Your goal ::
Skip all pictures, then print the remaining material exactly.
-- Start of Extracted material --
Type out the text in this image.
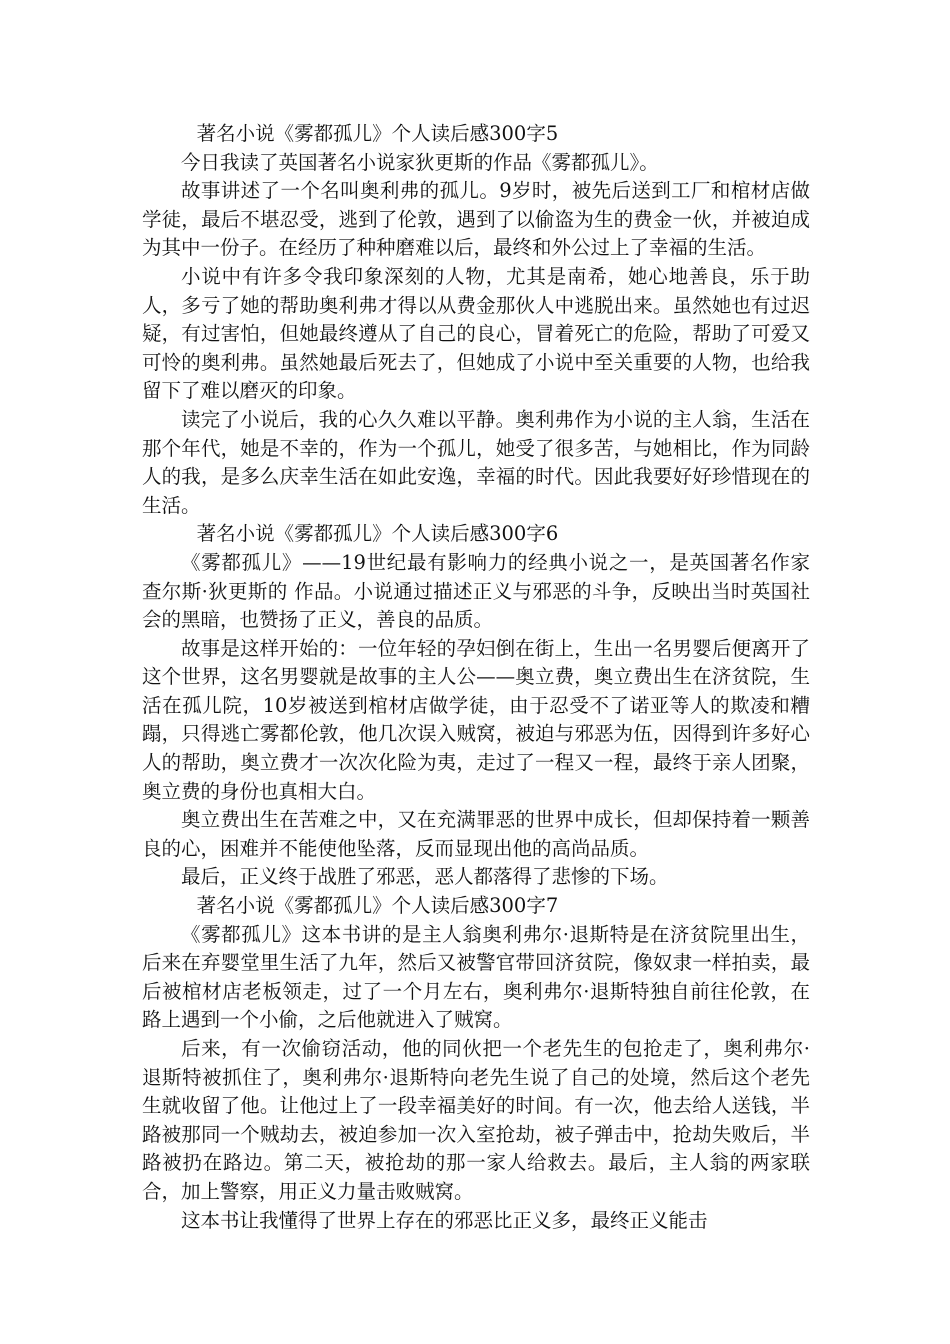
著名小说《雾都孤儿》个人读后感300字5

今日我读了英国著名小说家狄更斯的作品《雾都孤儿》。

故事讲述了一个名叫奥利弗的孤儿。9岁时，被先后送到工厂和棺材店做学徒，最后不堪忍受，逃到了伦敦，遇到了以偷盗为生的费金一伙，并被迫成为其中一份子。在经历了种种磨难以后，最终和外公过上了幸福的生活。

小说中有许多令我印象深刻的人物，尤其是南希，她心地善良，乐于助人，多亏了她的帮助奥利弗才得以从费金那伙人中逃脱出来。虽然她也有过迟疑，有过害怕，但她最终遵从了自己的良心，冒着死亡的危险，帮助了可爱又可怜的奥利弗。虽然她最后死去了，但她成了小说中至关重要的人物，也给我留下了难以磨灭的印象。

读完了小说后，我的心久久难以平静。奥利弗作为小说的主人翁，生活在那个年代，她是不幸的，作为一个孤儿，她受了很多苦，与她相比，作为同龄人的我，是多么庆幸生活在如此安逸，幸福的时代。因此我要好好珍惜现在的生活。

著名小说《雾都孤儿》个人读后感300字6

《雾都孤儿》——19世纪最有影响力的经典小说之一，是英国著名作家查尔斯·狄更斯的 作品。小说通过描述正义与邪恶的斗争，反映出当时英国社会的黑暗，也赞扬了正义，善良的品质。

故事是这样开始的：一位年轻的孕妇倒在街上，生出一名男婴后便离开了这个世界，这名男婴就是故事的主人公——奥立费，奥立费出生在济贫院，生活在孤儿院，10岁被送到棺材店做学徒，由于忍受不了诺亚等人的欺凌和糟蹋，只得逃亡雾都伦敦，他几次误入贼窝，被迫与邪恶为伍，因得到许多好心人的帮助，奥立费才一次次化险为夷，走过了一程又一程，最终于亲人团聚，奥立费的身份也真相大白。

奥立费出生在苦难之中，又在充满罪恶的世界中成长，但却保持着一颗善良的心，困难并不能使他坠落，反而显现出他的高尚品质。

最后，正义终于战胜了邪恶，恶人都落得了悲惨的下场。

著名小说《雾都孤儿》个人读后感300字7

《雾都孤儿》这本书讲的是主人翁奥利弗尔·退斯特是在济贫院里出生，后来在弃婴堂里生活了九年，然后又被警官带回济贫院，像奴隶一样拍卖，最后被棺材店老板领走，过了一个月左右，奥利弗尔·退斯特独自前往伦敦，在路上遇到一个小偷，之后他就进入了贼窝。

后来，有一次偷窃活动，他的同伙把一个老先生的包抢走了，奥利弗尔·退斯特被抓住了，奥利弗尔·退斯特向老先生说了自己的处境，然后这个老先生就收留了他。让他过上了一段幸福美好的时间。有一次，他去给人送钱，半路被那同一个贼劫去，被迫参加一次入室抢劫，被子弹击中，抢劫失败后，半路被扔在路边。第二天，被抢劫的那一家人给救去。最后，主人翁的两家联合，加上警察，用正义力量击败贼窝。

这本书让我懂得了世界上存在的邪恶比正义多，最终正义能击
-- End of Extracted material --
In response ::
Type out the text in this image.
著名小说《雾都孤儿》个人读后感300字5

今日我读了英国著名小说家狄更斯的作品《雾都孤儿》。

故事讲述了一个名叫奥利弗的孤儿。9岁时，被先后送到工厂和棺材店做学徒，最后不堪忍受，逃到了伦敦，遇到了以偷盗为生的费金一伙，并被迫成为其中一份子。在经历了种种磨难以后，最终和外公过上了幸福的生活。

小说中有许多令我印象深刻的人物，尤其是南希，她心地善良，乐于助人，多亏了她的帮助奥利弗才得以从费金那伙人中逃脱出来。虽然她也有过迟疑，有过害怕，但她最终遵从了自己的良心，冒着死亡的危险，帮助了可爱又可怜的奥利弗。虽然她最后死去了，但她成了小说中至关重要的人物，也给我留下了难以磨灭的印象。

读完了小说后，我的心久久难以平静。奥利弗作为小说的主人翁，生活在那个年代，她是不幸的，作为一个孤儿，她受了很多苦，与她相比，作为同龄人的我，是多么庆幸生活在如此安逸，幸福的时代。因此我要好好珍惜现在的生活。

著名小说《雾都孤儿》个人读后感300字6

《雾都孤儿》——19世纪最有影响力的经典小说之一，是英国著名作家查尔斯·狄更斯的 作品。小说通过描述正义与邪恶的斗争，反映出当时英国社会的黑暗，也赞扬了正义，善良的品质。

故事是这样开始的：一位年轻的孕妇倒在街上，生出一名男婴后便离开了这个世界，这名男婴就是故事的主人公——奥立费，奥立费出生在济贫院，生活在孤儿院，10岁被送到棺材店做学徒，由于忍受不了诺亚等人的欺凌和糟蹋，只得逃亡雾都伦敦，他几次误入贼窝，被迫与邪恶为伍，因得到许多好心人的帮助，奥立费才一次次化险为夷，走过了一程又一程，最终于亲人团聚，奥立费的身份也真相大白。

奥立费出生在苦难之中，又在充满罪恶的世界中成长，但却保持着一颗善良的心，困难并不能使他坠落，反而显现出他的高尚品质。

最后，正义终于战胜了邪恶，恶人都落得了悲惨的下场。

著名小说《雾都孤儿》个人读后感300字7

《雾都孤儿》这本书讲的是主人翁奥利弗尔·退斯特是在济贫院里出生，后来在弃婴堂里生活了九年，然后又被警官带回济贫院，像奴隶一样拍卖，最后被棺材店老板领走，过了一个月左右，奥利弗尔·退斯特独自前往伦敦，在路上遇到一个小偷，之后他就进入了贼窝。

后来，有一次偷窃活动，他的同伙把一个老先生的包抢走了，奥利弗尔·退斯特被抓住了，奥利弗尔·退斯特向老先生说了自己的处境，然后这个老先生就收留了他。让他过上了一段幸福美好的时间。有一次，他去给人送钱，半路被那同一个贼劫去，被迫参加一次入室抢劫，被子弹击中，抢劫失败后，半路被扔在路边。第二天，被抢劫的那一家人给救去。最后，主人翁的两家联合，加上警察，用正义力量击败贼窝。

这本书让我懂得了世界上存在的邪恶比正义多，最终正义能击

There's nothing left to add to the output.